*Your instructions*
Return every line of the material below word for word, with no changes.

Start of Raw records

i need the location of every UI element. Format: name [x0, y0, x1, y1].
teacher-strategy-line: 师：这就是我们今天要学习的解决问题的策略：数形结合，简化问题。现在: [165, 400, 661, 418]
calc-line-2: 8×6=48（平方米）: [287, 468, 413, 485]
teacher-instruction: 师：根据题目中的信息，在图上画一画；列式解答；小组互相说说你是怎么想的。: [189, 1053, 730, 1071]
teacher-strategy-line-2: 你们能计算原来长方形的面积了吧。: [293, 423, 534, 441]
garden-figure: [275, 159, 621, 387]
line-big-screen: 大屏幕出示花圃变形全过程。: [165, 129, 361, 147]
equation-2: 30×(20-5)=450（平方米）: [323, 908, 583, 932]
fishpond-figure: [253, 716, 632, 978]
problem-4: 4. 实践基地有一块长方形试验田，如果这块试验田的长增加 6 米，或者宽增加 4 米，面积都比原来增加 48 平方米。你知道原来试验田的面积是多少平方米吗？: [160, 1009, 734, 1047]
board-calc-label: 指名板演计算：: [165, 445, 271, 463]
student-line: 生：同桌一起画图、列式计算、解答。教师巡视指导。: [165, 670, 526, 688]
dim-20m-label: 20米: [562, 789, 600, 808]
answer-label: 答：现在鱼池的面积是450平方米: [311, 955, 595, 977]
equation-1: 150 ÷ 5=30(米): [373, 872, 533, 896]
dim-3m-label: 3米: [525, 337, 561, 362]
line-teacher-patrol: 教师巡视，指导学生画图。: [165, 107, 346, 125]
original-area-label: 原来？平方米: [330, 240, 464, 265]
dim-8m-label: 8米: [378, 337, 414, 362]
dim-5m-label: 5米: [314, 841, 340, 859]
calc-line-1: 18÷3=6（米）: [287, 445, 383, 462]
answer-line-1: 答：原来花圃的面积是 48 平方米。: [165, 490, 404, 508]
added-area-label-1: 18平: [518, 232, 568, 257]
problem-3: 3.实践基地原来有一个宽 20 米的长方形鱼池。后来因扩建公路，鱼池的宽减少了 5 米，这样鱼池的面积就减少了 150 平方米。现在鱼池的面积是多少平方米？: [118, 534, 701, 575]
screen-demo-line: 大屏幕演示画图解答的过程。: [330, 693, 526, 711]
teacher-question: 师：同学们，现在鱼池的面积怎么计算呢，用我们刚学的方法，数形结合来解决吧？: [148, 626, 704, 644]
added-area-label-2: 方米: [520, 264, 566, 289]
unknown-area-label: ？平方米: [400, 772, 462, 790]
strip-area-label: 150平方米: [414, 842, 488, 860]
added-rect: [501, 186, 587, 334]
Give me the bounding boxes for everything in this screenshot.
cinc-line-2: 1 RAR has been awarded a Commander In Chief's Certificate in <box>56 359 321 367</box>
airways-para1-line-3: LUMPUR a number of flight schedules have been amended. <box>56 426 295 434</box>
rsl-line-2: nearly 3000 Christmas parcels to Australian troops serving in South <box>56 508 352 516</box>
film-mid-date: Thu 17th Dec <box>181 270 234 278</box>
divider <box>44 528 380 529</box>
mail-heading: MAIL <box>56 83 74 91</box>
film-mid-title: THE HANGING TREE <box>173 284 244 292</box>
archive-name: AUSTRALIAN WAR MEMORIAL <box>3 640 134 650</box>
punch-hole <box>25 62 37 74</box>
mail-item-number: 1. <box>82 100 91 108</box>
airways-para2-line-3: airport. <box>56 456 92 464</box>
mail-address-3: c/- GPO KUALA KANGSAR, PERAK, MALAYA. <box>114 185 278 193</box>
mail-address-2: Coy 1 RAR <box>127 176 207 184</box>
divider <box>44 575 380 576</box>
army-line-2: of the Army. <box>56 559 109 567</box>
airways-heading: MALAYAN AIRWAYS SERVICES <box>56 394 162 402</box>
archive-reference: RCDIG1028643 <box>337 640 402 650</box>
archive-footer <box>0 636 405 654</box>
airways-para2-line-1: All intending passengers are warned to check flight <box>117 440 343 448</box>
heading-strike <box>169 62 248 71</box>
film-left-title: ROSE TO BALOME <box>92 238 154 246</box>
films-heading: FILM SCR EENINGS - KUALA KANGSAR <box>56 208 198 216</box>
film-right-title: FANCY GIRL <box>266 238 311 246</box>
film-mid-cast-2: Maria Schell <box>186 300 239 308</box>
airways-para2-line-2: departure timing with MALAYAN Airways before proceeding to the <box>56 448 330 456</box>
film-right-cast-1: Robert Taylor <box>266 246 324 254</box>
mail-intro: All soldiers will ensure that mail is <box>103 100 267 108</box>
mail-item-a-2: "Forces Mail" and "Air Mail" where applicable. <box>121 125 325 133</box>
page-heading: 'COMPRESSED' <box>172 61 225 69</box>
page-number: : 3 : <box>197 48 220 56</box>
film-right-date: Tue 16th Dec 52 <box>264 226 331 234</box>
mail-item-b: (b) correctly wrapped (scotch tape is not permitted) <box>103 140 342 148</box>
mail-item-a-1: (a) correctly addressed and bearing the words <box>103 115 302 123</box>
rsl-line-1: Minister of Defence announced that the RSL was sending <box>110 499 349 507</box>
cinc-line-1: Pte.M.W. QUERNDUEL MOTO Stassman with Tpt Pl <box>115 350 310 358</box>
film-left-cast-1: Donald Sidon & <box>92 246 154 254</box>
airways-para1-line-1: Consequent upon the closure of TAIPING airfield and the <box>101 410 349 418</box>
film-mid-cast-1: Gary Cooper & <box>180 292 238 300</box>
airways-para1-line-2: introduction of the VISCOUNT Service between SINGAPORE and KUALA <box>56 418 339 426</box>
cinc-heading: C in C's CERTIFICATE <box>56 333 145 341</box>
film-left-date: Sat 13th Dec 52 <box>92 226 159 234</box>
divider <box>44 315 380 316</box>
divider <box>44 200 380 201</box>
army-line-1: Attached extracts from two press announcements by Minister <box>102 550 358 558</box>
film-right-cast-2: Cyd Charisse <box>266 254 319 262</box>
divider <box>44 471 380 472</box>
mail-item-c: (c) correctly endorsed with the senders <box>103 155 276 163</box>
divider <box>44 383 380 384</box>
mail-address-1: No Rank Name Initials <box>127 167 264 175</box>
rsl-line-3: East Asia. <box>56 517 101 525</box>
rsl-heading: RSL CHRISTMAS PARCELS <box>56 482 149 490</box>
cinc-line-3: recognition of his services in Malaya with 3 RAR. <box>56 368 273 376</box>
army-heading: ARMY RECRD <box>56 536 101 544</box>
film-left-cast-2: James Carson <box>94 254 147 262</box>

End of Raw records

*Solution*
i need the location of every UI element. Format: name [x0, y0, x1, y1].
teacher-strategy-line: 师：这就是我们今天要学习的解决问题的策略：数形结合，简化问题。现在: [165, 400, 661, 418]
calc-line-2: 8×6=48（平方米）: [287, 468, 413, 485]
teacher-instruction: 师：根据题目中的信息，在图上画一画；列式解答；小组互相说说你是怎么想的。: [189, 1053, 730, 1071]
teacher-strategy-line-2: 你们能计算原来长方形的面积了吧。: [293, 423, 534, 441]
garden-figure: [275, 159, 621, 387]
line-big-screen: 大屏幕出示花圃变形全过程。: [165, 129, 361, 147]
equation-2: 30×(20-5)=450（平方米）: [323, 908, 583, 932]
fishpond-figure: [253, 716, 632, 978]
problem-4: 4. 实践基地有一块长方形试验田，如果这块试验田的长增加 6 米，或者宽增加 4 米，面积都比原来增加 48 平方米。你知道原来试验田的面积是多少平方米吗？: [160, 1009, 734, 1047]
board-calc-label: 指名板演计算：: [165, 445, 271, 463]
student-line: 生：同桌一起画图、列式计算、解答。教师巡视指导。: [165, 670, 526, 688]
dim-20m-label: 20米: [562, 789, 600, 808]
answer-label: 答：现在鱼池的面积是450平方米: [311, 955, 595, 977]
equation-1: 150 ÷ 5=30(米): [373, 872, 533, 896]
dim-3m-label: 3米: [525, 337, 561, 362]
line-teacher-patrol: 教师巡视，指导学生画图。: [165, 107, 346, 125]
original-area-label: 原来？平方米: [330, 240, 464, 265]
dim-8m-label: 8米: [378, 337, 414, 362]
dim-5m-label: 5米: [314, 841, 340, 859]
calc-line-1: 18÷3=6（米）: [287, 445, 383, 462]
answer-line-1: 答：原来花圃的面积是 48 平方米。: [165, 490, 404, 508]
added-area-label-1: 18平: [518, 232, 568, 257]
problem-3: 3.实践基地原来有一个宽 20 米的长方形鱼池。后来因扩建公路，鱼池的宽减少了 5 米，这样鱼池的面积就减少了 150 平方米。现在鱼池的面积是多少平方米？: [118, 534, 701, 575]
screen-demo-line: 大屏幕演示画图解答的过程。: [330, 693, 526, 711]
teacher-question: 师：同学们，现在鱼池的面积怎么计算呢，用我们刚学的方法，数形结合来解决吧？: [148, 626, 704, 644]
added-area-label-2: 方米: [520, 264, 566, 289]
unknown-area-label: ？平方米: [400, 772, 462, 790]
strip-area-label: 150平方米: [414, 842, 488, 860]
added-rect: [501, 186, 587, 334]
Give me the bounding boxes for everything in this screenshot.
cinc-line-2: 1 RAR has been awarded a Commander In Chief's Certificate in <box>56 359 321 367</box>
airways-para1-line-3: LUMPUR a number of flight schedules have been amended. <box>56 426 295 434</box>
rsl-line-2: nearly 3000 Christmas parcels to Australian troops serving in South <box>56 508 352 516</box>
film-mid-date: Thu 17th Dec <box>181 270 234 278</box>
divider <box>44 528 380 529</box>
mail-heading: MAIL <box>56 83 74 91</box>
film-mid-title: THE HANGING TREE <box>173 284 244 292</box>
archive-name: AUSTRALIAN WAR MEMORIAL <box>3 640 134 650</box>
punch-hole <box>25 62 37 74</box>
mail-item-number: 1. <box>82 100 91 108</box>
airways-para2-line-3: airport. <box>56 456 92 464</box>
mail-address-3: c/- GPO KUALA KANGSAR, PERAK, MALAYA. <box>114 185 278 193</box>
mail-address-2: Coy 1 RAR <box>127 176 207 184</box>
divider <box>44 575 380 576</box>
army-line-2: of the Army. <box>56 559 109 567</box>
airways-heading: MALAYAN AIRWAYS SERVICES <box>56 394 162 402</box>
archive-reference: RCDIG1028643 <box>337 640 402 650</box>
archive-footer <box>0 636 405 654</box>
airways-para2-line-1: All intending passengers are warned to check flight <box>117 440 343 448</box>
heading-strike <box>169 62 248 71</box>
film-left-title: ROSE TO BALOME <box>92 238 154 246</box>
films-heading: FILM SCR EENINGS - KUALA KANGSAR <box>56 208 198 216</box>
film-right-title: FANCY GIRL <box>266 238 311 246</box>
film-mid-cast-2: Maria Schell <box>186 300 239 308</box>
airways-para2-line-2: departure timing with MALAYAN Airways before proceeding to the <box>56 448 330 456</box>
film-right-cast-1: Robert Taylor <box>266 246 324 254</box>
mail-intro: All soldiers will ensure that mail is <box>103 100 267 108</box>
mail-item-a-2: "Forces Mail" and "Air Mail" where applicable. <box>121 125 325 133</box>
page-heading: 'COMPRESSED' <box>172 61 225 69</box>
page-number: : 3 : <box>197 48 220 56</box>
film-right-date: Tue 16th Dec 52 <box>264 226 331 234</box>
mail-item-b: (b) correctly wrapped (scotch tape is not permitted) <box>103 140 342 148</box>
mail-item-a-1: (a) correctly addressed and bearing the words <box>103 115 302 123</box>
rsl-line-1: Minister of Defence announced that the RSL was sending <box>110 499 349 507</box>
cinc-line-1: Pte.M.W. QUERNDUEL MOTO Stassman with Tpt Pl <box>115 350 310 358</box>
film-left-cast-1: Donald Sidon & <box>92 246 154 254</box>
airways-para1-line-1: Consequent upon the closure of TAIPING airfield and the <box>101 410 349 418</box>
film-mid-cast-1: Gary Cooper & <box>180 292 238 300</box>
airways-para1-line-2: introduction of the VISCOUNT Service between SINGAPORE and KUALA <box>56 418 339 426</box>
cinc-heading: C in C's CERTIFICATE <box>56 333 145 341</box>
film-left-date: Sat 13th Dec 52 <box>92 226 159 234</box>
divider <box>44 315 380 316</box>
divider <box>44 200 380 201</box>
army-line-1: Attached extracts from two press announcements by Minister <box>102 550 358 558</box>
film-right-cast-2: Cyd Charisse <box>266 254 319 262</box>
divider <box>44 471 380 472</box>
mail-item-c: (c) correctly endorsed with the senders <box>103 155 276 163</box>
divider <box>44 383 380 384</box>
mail-address-1: No Rank Name Initials <box>127 167 264 175</box>
rsl-line-3: East Asia. <box>56 517 101 525</box>
rsl-heading: RSL CHRISTMAS PARCELS <box>56 482 149 490</box>
cinc-line-3: recognition of his services in Malaya with 3 RAR. <box>56 368 273 376</box>
army-heading: ARMY RECRD <box>56 536 101 544</box>
film-left-cast-2: James Carson <box>94 254 147 262</box>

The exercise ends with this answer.